_Exercise directions_. Write the material out again exactly as it stands.

_Stored rows_.
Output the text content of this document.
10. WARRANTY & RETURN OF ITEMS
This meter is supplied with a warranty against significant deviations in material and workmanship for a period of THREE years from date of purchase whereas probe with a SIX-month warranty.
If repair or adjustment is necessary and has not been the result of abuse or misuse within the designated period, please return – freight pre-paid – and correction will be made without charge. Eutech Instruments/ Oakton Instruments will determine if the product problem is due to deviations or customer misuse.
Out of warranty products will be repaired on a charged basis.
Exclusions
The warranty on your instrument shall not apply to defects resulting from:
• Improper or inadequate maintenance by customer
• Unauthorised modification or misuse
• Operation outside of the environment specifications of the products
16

_Exercise result_.
Output the text content of this document.
10. WARRANTY & RETURN OF ITEMS
This meter is supplied with a warranty against significant deviations in material and workmanship for a period of THREE years from date of purchase whereas probe with a SIX-month warranty.
If repair or adjustment is necessary and has not been the result of abuse or misuse within the designated period, please return – freight pre-paid – and correction will be made without charge. Eutech Instruments/ Oakton Instruments will determine if the product problem is due to deviations or customer misuse.
Out of warranty products will be repaired on a charged basis.
Exclusions
The warranty on your instrument shall not apply to defects resulting from:
• Improper or inadequate maintenance by customer
• Unauthorised modification or misuse
• Operation outside of the environment specifications of the products
16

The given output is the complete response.